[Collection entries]
- - -
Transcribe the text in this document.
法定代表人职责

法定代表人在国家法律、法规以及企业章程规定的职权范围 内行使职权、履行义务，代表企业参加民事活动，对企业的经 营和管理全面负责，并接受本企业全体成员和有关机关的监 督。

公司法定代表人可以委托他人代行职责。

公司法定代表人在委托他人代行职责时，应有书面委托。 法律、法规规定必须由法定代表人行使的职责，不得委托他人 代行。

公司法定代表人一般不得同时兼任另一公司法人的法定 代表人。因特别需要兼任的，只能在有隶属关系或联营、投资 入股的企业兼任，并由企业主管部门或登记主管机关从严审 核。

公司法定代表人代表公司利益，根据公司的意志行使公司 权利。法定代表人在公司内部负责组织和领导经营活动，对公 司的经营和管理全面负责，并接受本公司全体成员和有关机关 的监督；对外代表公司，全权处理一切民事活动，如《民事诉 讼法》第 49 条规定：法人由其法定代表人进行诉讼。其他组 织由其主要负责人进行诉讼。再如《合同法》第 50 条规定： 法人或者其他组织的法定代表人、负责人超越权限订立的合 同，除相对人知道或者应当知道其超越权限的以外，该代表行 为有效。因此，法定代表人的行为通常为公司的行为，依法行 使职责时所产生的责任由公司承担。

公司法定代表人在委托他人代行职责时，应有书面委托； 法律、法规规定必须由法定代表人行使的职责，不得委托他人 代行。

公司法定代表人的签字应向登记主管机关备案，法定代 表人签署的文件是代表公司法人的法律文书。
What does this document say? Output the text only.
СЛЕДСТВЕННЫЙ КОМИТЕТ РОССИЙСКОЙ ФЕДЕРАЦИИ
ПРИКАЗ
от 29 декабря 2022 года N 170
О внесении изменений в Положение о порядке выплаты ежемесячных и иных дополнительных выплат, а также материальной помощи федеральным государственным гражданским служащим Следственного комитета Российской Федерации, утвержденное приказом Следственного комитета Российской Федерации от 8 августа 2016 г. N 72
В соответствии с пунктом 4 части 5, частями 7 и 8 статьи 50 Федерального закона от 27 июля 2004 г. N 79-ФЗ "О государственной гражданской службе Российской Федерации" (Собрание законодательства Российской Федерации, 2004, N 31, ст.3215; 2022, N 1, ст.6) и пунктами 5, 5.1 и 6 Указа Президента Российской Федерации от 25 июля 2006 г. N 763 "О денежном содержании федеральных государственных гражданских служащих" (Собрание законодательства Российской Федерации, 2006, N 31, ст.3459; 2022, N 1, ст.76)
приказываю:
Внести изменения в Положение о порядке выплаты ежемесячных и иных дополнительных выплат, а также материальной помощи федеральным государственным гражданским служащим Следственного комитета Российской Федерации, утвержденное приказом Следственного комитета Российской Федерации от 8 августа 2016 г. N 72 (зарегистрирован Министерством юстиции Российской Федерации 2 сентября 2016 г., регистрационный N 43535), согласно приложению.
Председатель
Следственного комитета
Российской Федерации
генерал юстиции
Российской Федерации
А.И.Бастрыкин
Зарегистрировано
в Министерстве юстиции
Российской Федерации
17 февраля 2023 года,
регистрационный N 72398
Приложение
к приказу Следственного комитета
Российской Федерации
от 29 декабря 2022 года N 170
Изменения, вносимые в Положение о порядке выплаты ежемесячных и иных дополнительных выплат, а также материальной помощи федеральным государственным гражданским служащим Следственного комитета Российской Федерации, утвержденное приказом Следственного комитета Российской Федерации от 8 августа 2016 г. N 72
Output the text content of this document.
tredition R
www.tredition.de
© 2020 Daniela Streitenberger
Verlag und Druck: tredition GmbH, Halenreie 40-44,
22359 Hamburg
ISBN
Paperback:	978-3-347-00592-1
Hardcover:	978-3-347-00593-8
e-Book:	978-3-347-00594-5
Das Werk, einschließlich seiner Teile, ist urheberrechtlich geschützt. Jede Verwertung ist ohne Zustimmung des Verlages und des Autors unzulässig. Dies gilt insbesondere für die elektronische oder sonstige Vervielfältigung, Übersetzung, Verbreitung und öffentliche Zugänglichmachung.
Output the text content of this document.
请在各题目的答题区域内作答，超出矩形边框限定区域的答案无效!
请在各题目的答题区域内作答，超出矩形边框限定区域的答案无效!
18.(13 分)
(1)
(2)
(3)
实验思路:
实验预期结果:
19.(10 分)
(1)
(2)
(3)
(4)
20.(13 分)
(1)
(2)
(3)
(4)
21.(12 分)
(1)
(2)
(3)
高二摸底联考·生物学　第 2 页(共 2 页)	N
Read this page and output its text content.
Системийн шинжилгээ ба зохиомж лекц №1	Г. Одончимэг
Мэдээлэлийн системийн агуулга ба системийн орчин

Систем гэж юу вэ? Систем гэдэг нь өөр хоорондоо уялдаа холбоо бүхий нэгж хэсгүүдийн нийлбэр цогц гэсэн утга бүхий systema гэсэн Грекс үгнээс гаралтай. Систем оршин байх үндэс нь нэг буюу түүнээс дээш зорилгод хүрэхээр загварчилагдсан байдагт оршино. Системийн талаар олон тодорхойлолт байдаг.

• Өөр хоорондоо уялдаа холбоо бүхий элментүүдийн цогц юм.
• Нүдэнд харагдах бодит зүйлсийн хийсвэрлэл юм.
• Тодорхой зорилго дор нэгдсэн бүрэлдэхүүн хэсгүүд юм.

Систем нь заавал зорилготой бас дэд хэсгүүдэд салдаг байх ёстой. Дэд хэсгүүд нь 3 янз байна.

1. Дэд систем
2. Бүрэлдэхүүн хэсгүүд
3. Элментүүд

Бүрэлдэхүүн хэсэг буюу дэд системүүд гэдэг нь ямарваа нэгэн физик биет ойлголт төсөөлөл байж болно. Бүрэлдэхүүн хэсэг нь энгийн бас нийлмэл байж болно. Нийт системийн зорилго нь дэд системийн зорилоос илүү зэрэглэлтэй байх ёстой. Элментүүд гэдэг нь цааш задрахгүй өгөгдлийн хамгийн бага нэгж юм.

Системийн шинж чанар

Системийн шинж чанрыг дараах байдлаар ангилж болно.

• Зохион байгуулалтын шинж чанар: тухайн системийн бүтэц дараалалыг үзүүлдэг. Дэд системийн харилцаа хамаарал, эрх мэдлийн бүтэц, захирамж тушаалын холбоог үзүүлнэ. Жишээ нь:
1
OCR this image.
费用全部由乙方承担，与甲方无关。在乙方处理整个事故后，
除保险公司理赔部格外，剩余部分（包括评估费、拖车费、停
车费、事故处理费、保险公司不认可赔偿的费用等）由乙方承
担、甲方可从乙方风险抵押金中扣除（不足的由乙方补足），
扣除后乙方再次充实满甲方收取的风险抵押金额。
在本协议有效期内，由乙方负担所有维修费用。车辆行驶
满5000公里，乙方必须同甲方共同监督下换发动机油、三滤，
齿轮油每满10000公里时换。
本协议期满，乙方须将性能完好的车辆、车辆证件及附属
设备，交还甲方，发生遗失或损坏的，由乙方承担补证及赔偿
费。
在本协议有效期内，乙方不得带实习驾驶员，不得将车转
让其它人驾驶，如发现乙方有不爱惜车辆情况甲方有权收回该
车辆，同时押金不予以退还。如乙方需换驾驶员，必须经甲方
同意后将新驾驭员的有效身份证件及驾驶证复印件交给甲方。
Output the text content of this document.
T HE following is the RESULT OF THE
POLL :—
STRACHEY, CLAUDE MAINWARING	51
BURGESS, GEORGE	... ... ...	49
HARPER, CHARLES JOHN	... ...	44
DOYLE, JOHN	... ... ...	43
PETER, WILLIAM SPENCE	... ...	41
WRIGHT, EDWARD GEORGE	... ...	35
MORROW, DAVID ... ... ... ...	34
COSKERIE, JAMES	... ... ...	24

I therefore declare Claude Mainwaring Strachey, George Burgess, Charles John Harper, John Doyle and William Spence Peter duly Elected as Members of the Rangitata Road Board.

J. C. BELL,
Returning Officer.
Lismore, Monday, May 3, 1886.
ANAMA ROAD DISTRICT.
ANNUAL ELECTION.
- - -
*YOUR OBJECTIVE*:
Work through the data and report how many of its lines hold the word "this", giving only the figure.

*FINAL ANSWER*:
7